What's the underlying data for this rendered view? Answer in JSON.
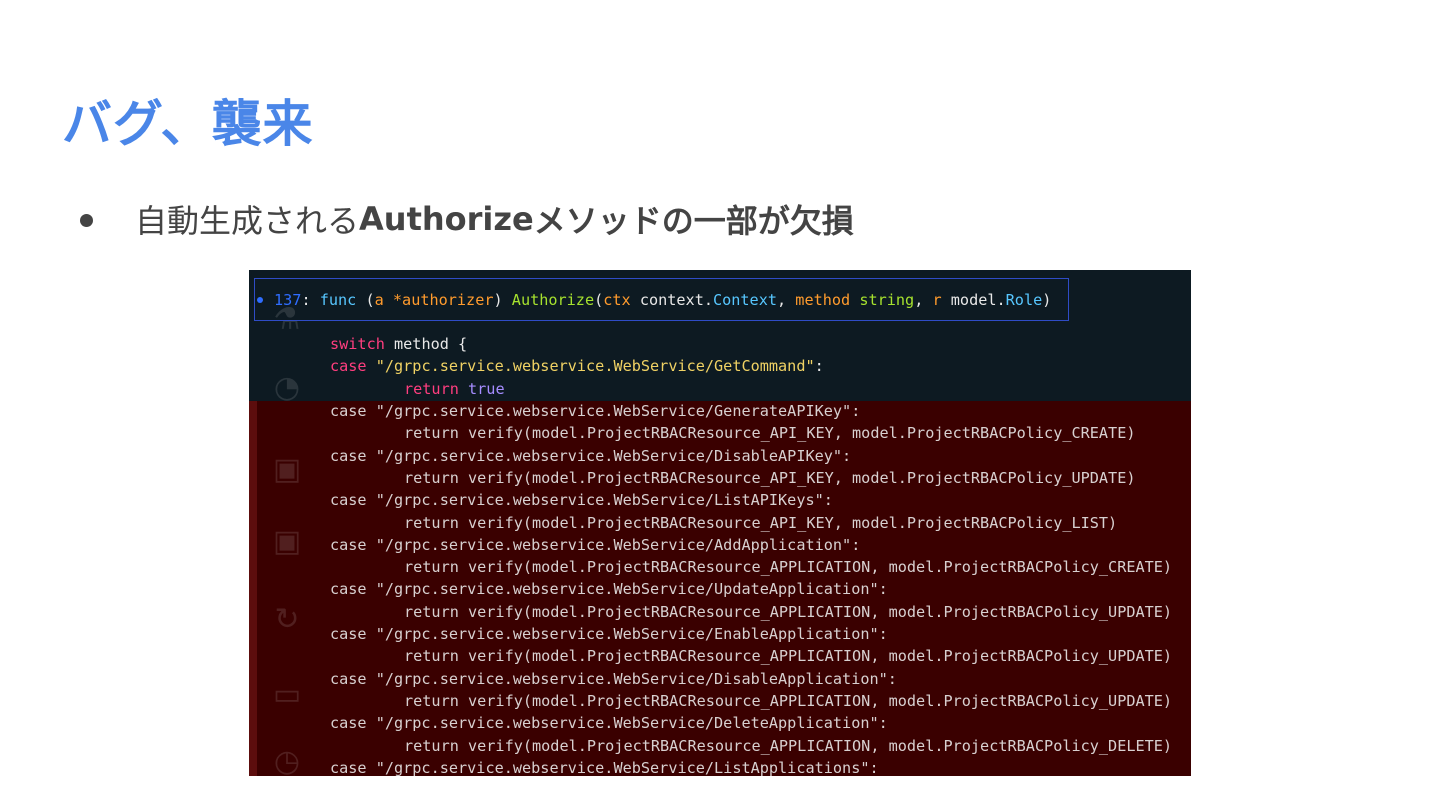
{
  "slide": {
    "title": "バグ、襲来",
    "bullet_prefix": "自動生成される",
    "bullet_bold": "Authorize",
    "bullet_suffix": "メソッドの一部が欠損"
  },
  "editor": {
    "line_number": "137",
    "signature": {
      "colon": ": ",
      "func_kw": "func",
      "open_paren": " (",
      "recv_name": "a",
      "recv_type": " *authorizer",
      "close_paren": ") ",
      "method_name": "Authorize",
      "args_open": "(",
      "arg1_name": "ctx",
      "arg1_pkg": " context.",
      "arg1_type": "Context",
      "comma1": ", ",
      "arg2_name": "method",
      "arg2_type": " string",
      "comma2": ", ",
      "arg3_name": "r",
      "arg3_pkg": " model.",
      "arg3_type": "Role",
      "args_close": ")"
    },
    "switch_kw": "switch",
    "switch_rest": " method {",
    "first_case_kw": "case",
    "first_case_str": " \"/grpc.service.webservice.WebService/GetCommand\"",
    "first_case_colon": ":",
    "return_kw": "return",
    "return_true": " true",
    "cases": [
      {
        "case": "case \"/grpc.service.webservice.WebService/GenerateAPIKey\":",
        "ret": "return verify(model.ProjectRBACResource_API_KEY, model.ProjectRBACPolicy_CREATE)"
      },
      {
        "case": "case \"/grpc.service.webservice.WebService/DisableAPIKey\":",
        "ret": "return verify(model.ProjectRBACResource_API_KEY, model.ProjectRBACPolicy_UPDATE)"
      },
      {
        "case": "case \"/grpc.service.webservice.WebService/ListAPIKeys\":",
        "ret": "return verify(model.ProjectRBACResource_API_KEY, model.ProjectRBACPolicy_LIST)"
      },
      {
        "case": "case \"/grpc.service.webservice.WebService/AddApplication\":",
        "ret": "return verify(model.ProjectRBACResource_APPLICATION, model.ProjectRBACPolicy_CREATE)"
      },
      {
        "case": "case \"/grpc.service.webservice.WebService/UpdateApplication\":",
        "ret": "return verify(model.ProjectRBACResource_APPLICATION, model.ProjectRBACPolicy_UPDATE)"
      },
      {
        "case": "case \"/grpc.service.webservice.WebService/EnableApplication\":",
        "ret": "return verify(model.ProjectRBACResource_APPLICATION, model.ProjectRBACPolicy_UPDATE)"
      },
      {
        "case": "case \"/grpc.service.webservice.WebService/DisableApplication\":",
        "ret": "return verify(model.ProjectRBACResource_APPLICATION, model.ProjectRBACPolicy_UPDATE)"
      },
      {
        "case": "case \"/grpc.service.webservice.WebService/DeleteApplication\":",
        "ret": "return verify(model.ProjectRBACResource_APPLICATION, model.ProjectRBACPolicy_DELETE)"
      },
      {
        "case": "case \"/grpc.service.webservice.WebService/ListApplications\":",
        "ret": ""
      }
    ]
  }
}
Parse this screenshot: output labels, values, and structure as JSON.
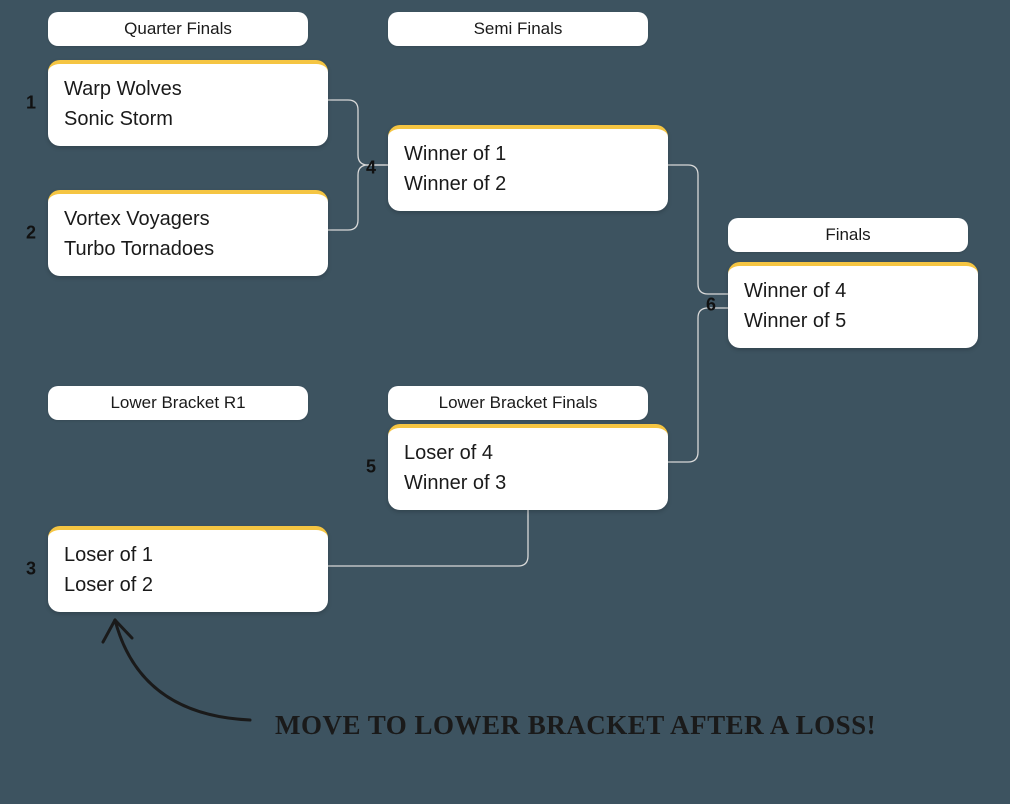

■ ■ ■ ■ ■ ■ ■

WHAT YOU WILL DO: In the entries above, find lines with "verify" and copy each.

REPLY:
        "ret": "return verify(model.ProjectRBACResource_API_KEY, model.ProjectRBACPolicy_CREATE)"
        "ret": "return verify(model.ProjectRBACResource_API_KEY, model.ProjectRBACPolicy_UPDATE)"
        "ret": "return verify(model.ProjectRBACResource_API_KEY, model.ProjectRBACPolicy_LIST)"
        "ret": "return verify(model.ProjectRBACResource_APPLICATION, model.ProjectRBACPolicy_CREATE)"
        "ret": "return verify(model.ProjectRBACResource_APPLICATION, model.ProjectRBACPolicy_UPDATE)"
        "ret": "return verify(model.ProjectRBACResource_APPLICATION, model.ProjectRBACPolicy_UPDATE)"
        "ret": "return verify(model.ProjectRBACResource_APPLICATION, model.ProjectRBACPolicy_UPDATE)"
        "ret": "return verify(model.ProjectRBACResource_APPLICATION, model.ProjectRBACPolicy_DELETE)"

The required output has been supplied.